Dataset rows
— Start —
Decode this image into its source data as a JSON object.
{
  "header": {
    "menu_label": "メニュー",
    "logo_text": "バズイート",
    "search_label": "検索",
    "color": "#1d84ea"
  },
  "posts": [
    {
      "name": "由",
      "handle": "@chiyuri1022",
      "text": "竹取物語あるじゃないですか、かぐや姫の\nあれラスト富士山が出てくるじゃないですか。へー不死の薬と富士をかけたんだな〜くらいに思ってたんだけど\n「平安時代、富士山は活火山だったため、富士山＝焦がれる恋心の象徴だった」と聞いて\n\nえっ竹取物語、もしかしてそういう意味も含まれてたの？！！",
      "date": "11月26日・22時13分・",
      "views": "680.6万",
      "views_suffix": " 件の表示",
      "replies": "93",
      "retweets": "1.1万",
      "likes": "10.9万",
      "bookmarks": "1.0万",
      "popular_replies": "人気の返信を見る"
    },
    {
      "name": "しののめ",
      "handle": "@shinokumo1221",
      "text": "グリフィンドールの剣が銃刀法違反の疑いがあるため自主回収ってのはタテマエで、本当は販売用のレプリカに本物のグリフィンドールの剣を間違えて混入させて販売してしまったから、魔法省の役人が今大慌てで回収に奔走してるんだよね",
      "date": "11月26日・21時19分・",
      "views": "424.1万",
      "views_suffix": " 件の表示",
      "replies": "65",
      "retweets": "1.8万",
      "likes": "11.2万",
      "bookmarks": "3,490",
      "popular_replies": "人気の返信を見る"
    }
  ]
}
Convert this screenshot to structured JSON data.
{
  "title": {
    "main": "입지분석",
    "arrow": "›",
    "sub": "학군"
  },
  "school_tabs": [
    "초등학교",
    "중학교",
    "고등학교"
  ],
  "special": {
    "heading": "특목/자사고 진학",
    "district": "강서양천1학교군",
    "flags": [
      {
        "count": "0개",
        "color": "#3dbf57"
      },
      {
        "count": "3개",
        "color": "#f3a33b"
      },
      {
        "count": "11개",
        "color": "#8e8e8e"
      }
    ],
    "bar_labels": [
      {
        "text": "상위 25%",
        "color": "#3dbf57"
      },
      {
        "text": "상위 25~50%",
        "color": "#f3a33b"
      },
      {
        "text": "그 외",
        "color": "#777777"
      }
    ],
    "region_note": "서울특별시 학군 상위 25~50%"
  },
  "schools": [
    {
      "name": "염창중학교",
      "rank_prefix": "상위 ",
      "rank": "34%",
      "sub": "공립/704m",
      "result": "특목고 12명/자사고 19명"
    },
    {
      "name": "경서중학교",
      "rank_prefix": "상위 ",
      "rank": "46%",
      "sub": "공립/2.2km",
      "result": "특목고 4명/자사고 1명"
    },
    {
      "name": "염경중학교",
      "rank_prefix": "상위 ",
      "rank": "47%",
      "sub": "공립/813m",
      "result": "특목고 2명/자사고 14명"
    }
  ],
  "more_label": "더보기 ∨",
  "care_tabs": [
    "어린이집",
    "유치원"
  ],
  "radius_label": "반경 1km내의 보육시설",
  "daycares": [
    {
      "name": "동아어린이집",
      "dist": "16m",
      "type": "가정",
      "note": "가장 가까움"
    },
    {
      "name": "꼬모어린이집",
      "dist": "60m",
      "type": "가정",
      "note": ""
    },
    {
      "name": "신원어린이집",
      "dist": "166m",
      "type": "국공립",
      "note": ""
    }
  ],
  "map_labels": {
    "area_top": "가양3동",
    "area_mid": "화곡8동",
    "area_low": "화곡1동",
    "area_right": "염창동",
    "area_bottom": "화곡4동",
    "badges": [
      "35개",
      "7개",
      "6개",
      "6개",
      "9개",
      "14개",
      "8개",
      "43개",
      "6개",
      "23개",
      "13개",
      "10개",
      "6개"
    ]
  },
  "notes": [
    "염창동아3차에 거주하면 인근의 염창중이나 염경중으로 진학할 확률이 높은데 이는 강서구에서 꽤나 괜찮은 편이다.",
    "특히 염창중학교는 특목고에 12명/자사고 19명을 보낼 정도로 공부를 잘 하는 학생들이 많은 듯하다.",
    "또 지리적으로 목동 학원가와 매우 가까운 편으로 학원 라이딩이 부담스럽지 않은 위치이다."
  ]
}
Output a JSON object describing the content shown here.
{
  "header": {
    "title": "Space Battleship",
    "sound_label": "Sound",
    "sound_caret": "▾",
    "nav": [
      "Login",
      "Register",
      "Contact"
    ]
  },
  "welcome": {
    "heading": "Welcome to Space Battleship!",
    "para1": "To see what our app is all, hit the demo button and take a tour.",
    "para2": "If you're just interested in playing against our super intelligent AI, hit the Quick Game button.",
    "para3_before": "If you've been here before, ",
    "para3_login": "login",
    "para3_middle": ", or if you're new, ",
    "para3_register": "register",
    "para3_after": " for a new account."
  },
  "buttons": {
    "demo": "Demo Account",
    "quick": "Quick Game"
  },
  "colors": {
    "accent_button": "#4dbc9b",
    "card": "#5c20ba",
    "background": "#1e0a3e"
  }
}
— End —
Say how many lines in the entries contain the string "Space", and leave out everything else.

Solution for this problem> 2